**Given request**
Count how many lines hold the string "строительство". Give that number alone.

"""

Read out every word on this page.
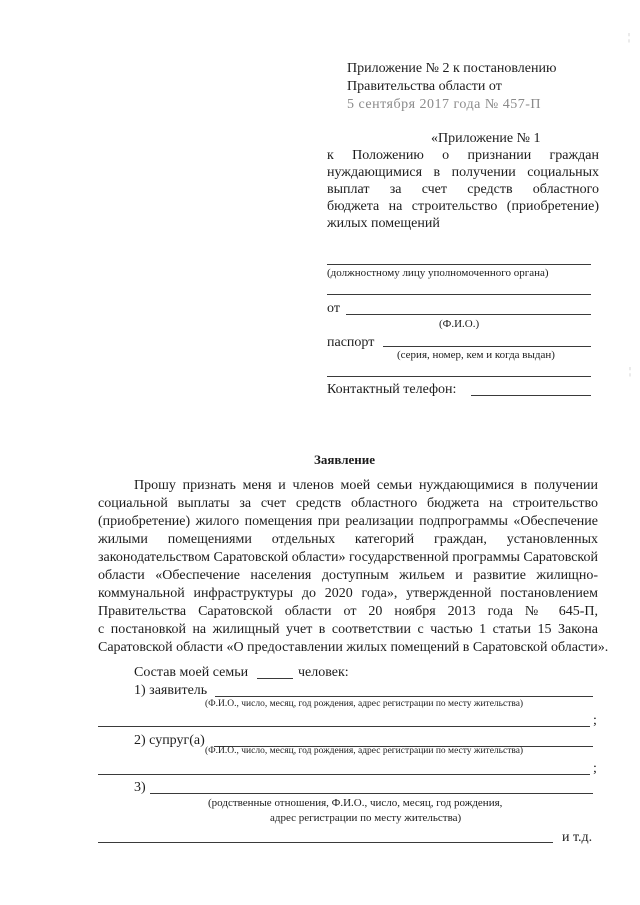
¦
¦
Приложение № 2 к постановлению
Правительства области от
5 сентября 2017 года № 457-П
«Приложение № 1
к Положению о признании граждан
нуждающимися в получении социальных
выплат за счет средств областного
бюджета на строительство (приобретение)
жилых помещений
(должностному лицу уполномоченного органа)
от
(Ф.И.О.)
паспорт
(серия, номер, кем и когда выдан)
Контактный телефон:
Заявление
Прошу признать меня и членов моей семьи нуждающимися в получении
социальной выплаты за счет средств областного бюджета на строительство
(приобретение) жилого помещения при реализации подпрограммы «Обеспечение
жилыми помещениями отдельных категорий граждан, установленных
законодательством Саратовской области» государственной программы Саратовской
области «Обеспечение населения доступным жильем и развитие жилищно-
коммунальной инфраструктуры до 2020 года», утвержденной постановлением
Правительства Саратовской области от 20 ноября 2013 года № 645-П,
с постановкой на жилищный учет в соответствии с частью 1 статьи 15 Закона
Саратовской области «О предоставлении жилых помещений в Саратовской области».
Состав моей семьи	человек:
1) заявитель
(Ф.И.О., число, месяц, год рождения, адрес регистрации по месту жительства)
;
2) супруг(а)
(Ф.И.О., число, месяц, год рождения, адрес регистрации по месту жительства)
;
3)
(родственные отношения, Ф.И.О., число, месяц, год рождения,
адрес регистрации по месту жительства)
и т.д.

"""

**Answer to this task**
2